= Task =
Scan the data below for the string "color". Copy every line where it appears.

** start Data supplied **

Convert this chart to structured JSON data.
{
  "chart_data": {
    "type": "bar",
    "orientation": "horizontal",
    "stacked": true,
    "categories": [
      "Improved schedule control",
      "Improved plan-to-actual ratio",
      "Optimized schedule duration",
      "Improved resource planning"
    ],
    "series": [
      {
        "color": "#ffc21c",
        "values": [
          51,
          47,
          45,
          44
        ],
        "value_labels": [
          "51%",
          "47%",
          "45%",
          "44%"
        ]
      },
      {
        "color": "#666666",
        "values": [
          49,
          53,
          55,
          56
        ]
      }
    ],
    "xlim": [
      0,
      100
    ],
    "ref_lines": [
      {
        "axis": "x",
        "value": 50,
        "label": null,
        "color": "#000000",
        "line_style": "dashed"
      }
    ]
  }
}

** end Data supplied **

= Correct response =
        "color": "#ffc21c",
        "color": "#666666",
        "color": "#000000",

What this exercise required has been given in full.